## THE TASK
Output every entry exactly as written, skipping any pictures.

## LISTED RECORDS
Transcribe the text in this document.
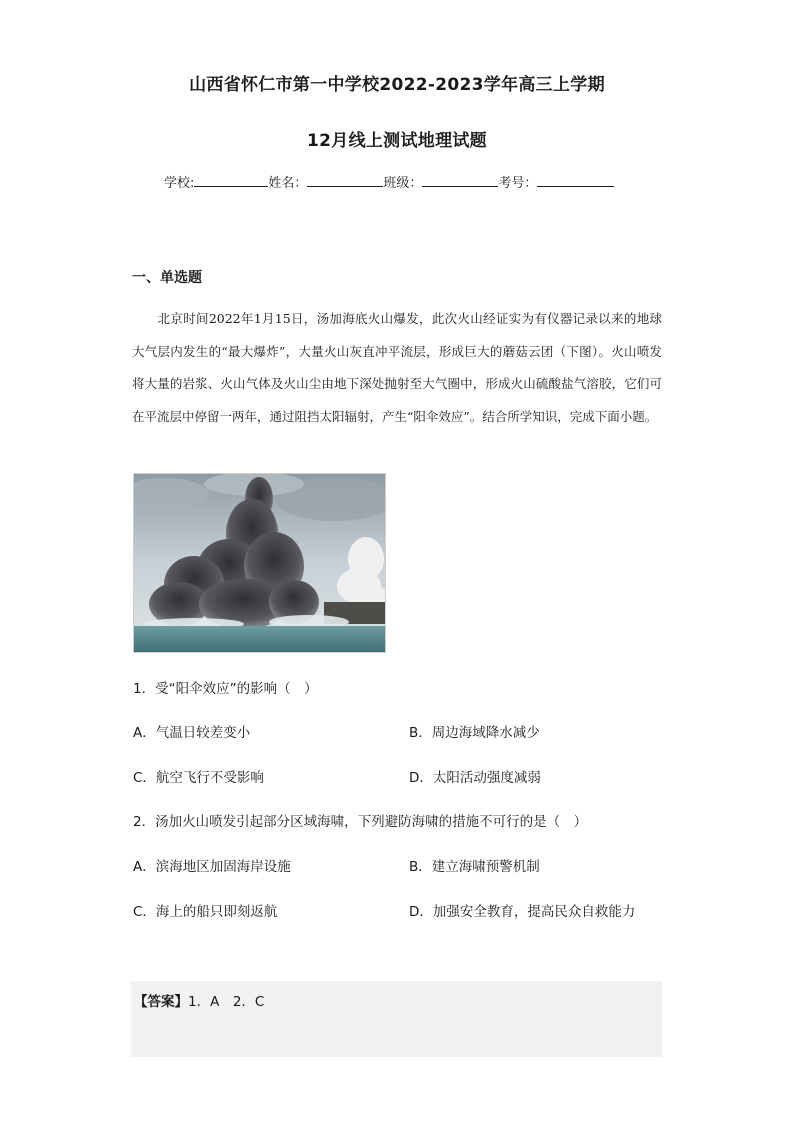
山西省怀仁市第一中学校2022-2023学年高三上学期
12月线上测试地理试题
学校:	姓名：	班级：	考号：
一、单选题
　　北京时间2022年1月15日，汤加海底火山爆发，此次火山经证实为有仪器记录以来的地球大气层内发生的“最大爆炸”，大量火山灰直冲平流层，形成巨大的蘑菇云团（下图）。火山喷发将大量的岩浆、火山气体及火山尘由地下深处抛射至大气圈中，形成火山硫酸盐气溶胶，它们可在平流层中停留一两年，通过阻挡太阳辐射，产生“阳伞效应”。结合所学知识，完成下面小题。
1．受“阳伞效应”的影响（　）
A．气温日较差变小	B．周边海域降水减少
C．航空飞行不受影响	D．太阳活动强度减弱
2．汤加火山喷发引起部分区域海啸，下列避防海啸的措施不可行的是（　）
A．滨海地区加固海岸设施	B．建立海啸预警机制
C．海上的船只即刻返航	D．加强安全教育，提高民众自救能力
【答案】1．A　2．C
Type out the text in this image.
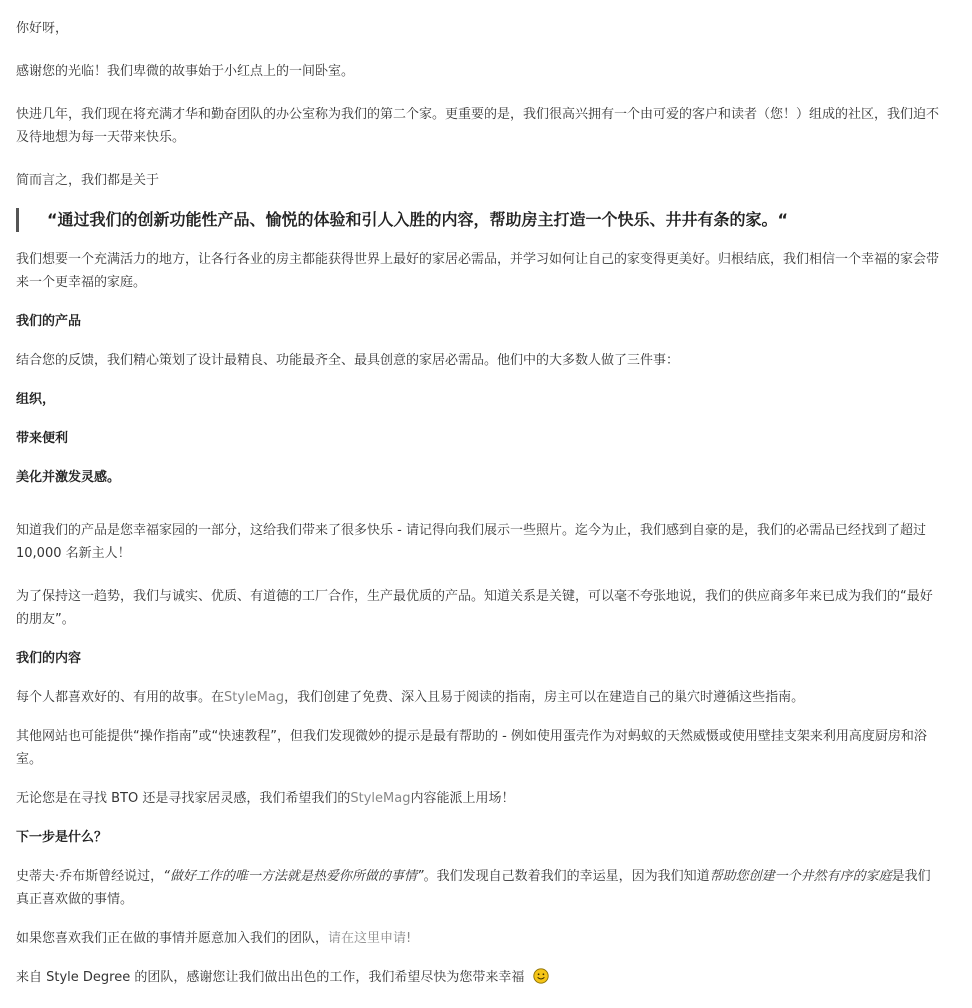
你好呀，

感谢您的光临！我们卑微的故事始于小红点上的一间卧室。

快进几年，我们现在将充满才华和勤奋团队的办公室称为我们的第二个家。更重要的是，我们很高兴拥有一个由可爱的客户和读者（您！）组成的社区，我们迫不及待地想为每一天带来快乐。

简而言之，我们都是关于

“通过我们的创新功能性产品、愉悦的体验和引人入胜的内容，帮助房主打造一个快乐、井井有条的家。“

我们想要一个充满活力的地方，让各行各业的房主都能获得世界上最好的家居必需品，并学习如何让自己的家变得更美好。归根结底，我们相信一个幸福的家会带来一个更幸福的家庭。

我们的产品

结合您的反馈，我们精心策划了设计最精良、功能最齐全、最具创意的家居必需品。他们中的大多数人做了三件事：

组织，

带来便利

美化并激发灵感。

知道我们的产品是您幸福家园的一部分，这给我们带来了很多快乐 - 请记得向我们展示一些照片。迄今为止，我们感到自豪的是，我们的必需品已经找到了超过 10,000 名新主人！

为了保持这一趋势，我们与诚实、优质、有道德的工厂合作，生产最优质的产品。知道关系是关键，可以毫不夸张地说，我们的供应商多年来已成为我们的“最好的朋友”。

我们的内容

每个人都喜欢好的、有用的故事。在StyleMag，我们创建了免费、深入且易于阅读的指南，房主可以在建造自己的巢穴时遵循这些指南。

其他网站也可能提供“操作指南”或“快速教程”，但我们发现微妙的提示是最有帮助的 - 例如使用蛋壳作为对蚂蚁的天然威慑或使用壁挂支架来利用高度厨房和浴室。

无论您是在寻找 BTO 还是寻找家居灵感，我们希望我们的StyleMag内容能派上用场！

下一步是什么？

史蒂夫·乔布斯曾经说过，“做好工作的唯一方法就是热爱你所做的事情”。我们发现自己数着我们的幸运星，因为我们知道帮助您创建一个井然有序的家庭是我们真正喜欢做的事情。

如果您喜欢我们正在做的事情并愿意加入我们的团队，请在这里申请!

来自 Style Degree 的团队，感谢您让我们做出出色的工作，我们希望尽快为您带来幸福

## IN RESPONSE
Transcribe the text in this document.
山西省怀仁市第一中学校2022-2023学年高三上学期
12月线上测试地理试题
学校:	姓名：	班级：	考号：
一、单选题
　　北京时间2022年1月15日，汤加海底火山爆发，此次火山经证实为有仪器记录以来的地球大气层内发生的“最大爆炸”，大量火山灰直冲平流层，形成巨大的蘑菇云团（下图）。火山喷发将大量的岩浆、火山气体及火山尘由地下深处抛射至大气圈中，形成火山硫酸盐气溶胶，它们可在平流层中停留一两年，通过阻挡太阳辐射，产生“阳伞效应”。结合所学知识，完成下面小题。
1．受“阳伞效应”的影响（　）
A．气温日较差变小	B．周边海域降水减少
C．航空飞行不受影响	D．太阳活动强度减弱
2．汤加火山喷发引起部分区域海啸，下列避防海啸的措施不可行的是（　）
A．滨海地区加固海岸设施	B．建立海啸预警机制
C．海上的船只即刻返航	D．加强安全教育，提高民众自救能力
【答案】1．A　2．C
Type out the text in this image.
你好呀，

感谢您的光临！我们卑微的故事始于小红点上的一间卧室。

快进几年，我们现在将充满才华和勤奋团队的办公室称为我们的第二个家。更重要的是，我们很高兴拥有一个由可爱的客户和读者（您！）组成的社区，我们迫不及待地想为每一天带来快乐。

简而言之，我们都是关于

“通过我们的创新功能性产品、愉悦的体验和引人入胜的内容，帮助房主打造一个快乐、井井有条的家。“

我们想要一个充满活力的地方，让各行各业的房主都能获得世界上最好的家居必需品，并学习如何让自己的家变得更美好。归根结底，我们相信一个幸福的家会带来一个更幸福的家庭。

我们的产品

结合您的反馈，我们精心策划了设计最精良、功能最齐全、最具创意的家居必需品。他们中的大多数人做了三件事：

组织，

带来便利

美化并激发灵感。

知道我们的产品是您幸福家园的一部分，这给我们带来了很多快乐 - 请记得向我们展示一些照片。迄今为止，我们感到自豪的是，我们的必需品已经找到了超过 10,000 名新主人！

为了保持这一趋势，我们与诚实、优质、有道德的工厂合作，生产最优质的产品。知道关系是关键，可以毫不夸张地说，我们的供应商多年来已成为我们的“最好的朋友”。

我们的内容

每个人都喜欢好的、有用的故事。在StyleMag，我们创建了免费、深入且易于阅读的指南，房主可以在建造自己的巢穴时遵循这些指南。

其他网站也可能提供“操作指南”或“快速教程”，但我们发现微妙的提示是最有帮助的 - 例如使用蛋壳作为对蚂蚁的天然威慑或使用壁挂支架来利用高度厨房和浴室。

无论您是在寻找 BTO 还是寻找家居灵感，我们希望我们的StyleMag内容能派上用场！

下一步是什么？

史蒂夫·乔布斯曾经说过，“做好工作的唯一方法就是热爱你所做的事情”。我们发现自己数着我们的幸运星，因为我们知道帮助您创建一个井然有序的家庭是我们真正喜欢做的事情。

如果您喜欢我们正在做的事情并愿意加入我们的团队，请在这里申请!

来自 Style Degree 的团队，感谢您让我们做出出色的工作，我们希望尽快为您带来幸福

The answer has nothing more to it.